* Excerpted records *
━━━━━━━━━━━━━━━━━━━━━━━━━━━━━━
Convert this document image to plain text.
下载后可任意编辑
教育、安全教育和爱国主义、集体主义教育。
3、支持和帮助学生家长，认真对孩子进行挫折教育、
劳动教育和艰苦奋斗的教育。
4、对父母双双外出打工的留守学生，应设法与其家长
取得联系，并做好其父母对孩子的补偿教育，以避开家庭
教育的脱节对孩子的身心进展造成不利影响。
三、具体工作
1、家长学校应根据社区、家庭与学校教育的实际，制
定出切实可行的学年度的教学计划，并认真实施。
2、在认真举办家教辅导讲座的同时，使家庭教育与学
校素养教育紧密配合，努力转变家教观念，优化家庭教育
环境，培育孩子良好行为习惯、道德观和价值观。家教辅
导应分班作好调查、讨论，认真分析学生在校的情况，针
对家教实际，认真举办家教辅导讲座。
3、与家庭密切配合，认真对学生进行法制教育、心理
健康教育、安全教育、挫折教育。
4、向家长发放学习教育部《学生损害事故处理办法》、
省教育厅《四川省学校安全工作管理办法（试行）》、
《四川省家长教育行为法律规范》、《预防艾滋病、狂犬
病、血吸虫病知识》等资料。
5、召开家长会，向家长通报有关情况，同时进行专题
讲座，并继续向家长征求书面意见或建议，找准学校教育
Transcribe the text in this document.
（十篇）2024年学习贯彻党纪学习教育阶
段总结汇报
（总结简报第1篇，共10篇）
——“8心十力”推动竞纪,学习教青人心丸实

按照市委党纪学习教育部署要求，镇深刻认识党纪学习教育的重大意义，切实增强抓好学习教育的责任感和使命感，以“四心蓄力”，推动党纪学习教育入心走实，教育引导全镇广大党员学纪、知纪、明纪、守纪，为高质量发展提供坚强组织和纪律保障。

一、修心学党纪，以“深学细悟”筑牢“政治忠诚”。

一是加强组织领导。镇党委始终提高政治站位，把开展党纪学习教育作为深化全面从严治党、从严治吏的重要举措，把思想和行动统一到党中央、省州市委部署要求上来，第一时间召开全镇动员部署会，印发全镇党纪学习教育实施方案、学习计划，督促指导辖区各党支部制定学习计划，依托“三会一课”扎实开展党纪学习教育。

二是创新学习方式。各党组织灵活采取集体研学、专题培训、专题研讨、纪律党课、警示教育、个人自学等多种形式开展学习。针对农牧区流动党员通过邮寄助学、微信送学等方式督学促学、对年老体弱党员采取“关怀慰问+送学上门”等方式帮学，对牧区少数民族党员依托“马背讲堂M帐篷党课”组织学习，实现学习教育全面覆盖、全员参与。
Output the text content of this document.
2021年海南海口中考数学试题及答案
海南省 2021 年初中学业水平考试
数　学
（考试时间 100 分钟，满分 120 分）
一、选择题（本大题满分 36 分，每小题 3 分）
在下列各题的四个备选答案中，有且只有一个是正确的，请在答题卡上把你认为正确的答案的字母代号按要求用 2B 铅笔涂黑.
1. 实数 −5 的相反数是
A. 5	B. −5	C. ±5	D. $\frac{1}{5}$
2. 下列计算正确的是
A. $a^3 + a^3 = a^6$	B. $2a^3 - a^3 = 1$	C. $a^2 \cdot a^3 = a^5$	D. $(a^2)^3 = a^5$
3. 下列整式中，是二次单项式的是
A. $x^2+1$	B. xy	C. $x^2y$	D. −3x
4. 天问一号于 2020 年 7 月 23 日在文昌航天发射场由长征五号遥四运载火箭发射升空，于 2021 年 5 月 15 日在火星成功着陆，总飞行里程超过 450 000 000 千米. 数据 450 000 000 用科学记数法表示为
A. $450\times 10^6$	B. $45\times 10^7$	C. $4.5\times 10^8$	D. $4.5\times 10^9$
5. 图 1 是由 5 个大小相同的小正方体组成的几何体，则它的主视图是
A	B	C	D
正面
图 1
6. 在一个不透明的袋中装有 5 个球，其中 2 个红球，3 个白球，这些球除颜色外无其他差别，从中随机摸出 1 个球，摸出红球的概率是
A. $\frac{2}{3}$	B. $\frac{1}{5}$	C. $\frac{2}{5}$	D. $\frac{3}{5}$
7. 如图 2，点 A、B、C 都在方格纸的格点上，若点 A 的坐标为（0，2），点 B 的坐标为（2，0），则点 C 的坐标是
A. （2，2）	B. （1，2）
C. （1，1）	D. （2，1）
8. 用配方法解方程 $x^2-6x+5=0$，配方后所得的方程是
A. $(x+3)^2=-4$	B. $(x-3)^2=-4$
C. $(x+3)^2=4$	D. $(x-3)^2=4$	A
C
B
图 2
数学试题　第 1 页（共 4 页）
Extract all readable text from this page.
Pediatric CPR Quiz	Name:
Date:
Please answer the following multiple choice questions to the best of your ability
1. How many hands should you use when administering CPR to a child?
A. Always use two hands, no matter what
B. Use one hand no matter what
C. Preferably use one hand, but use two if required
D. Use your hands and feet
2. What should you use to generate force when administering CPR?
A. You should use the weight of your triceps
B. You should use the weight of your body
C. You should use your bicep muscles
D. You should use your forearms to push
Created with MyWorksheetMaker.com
━━━━━━━━━━━━━━━━━━━━━━━━━━━━━━
* Your instructions *
Copy all lines from the listing that contain "this".

* Full answer *
Convert this document image to plain text.
Transcribe the text in this document.
Output the text content of this document.
Extract all readable text from this page.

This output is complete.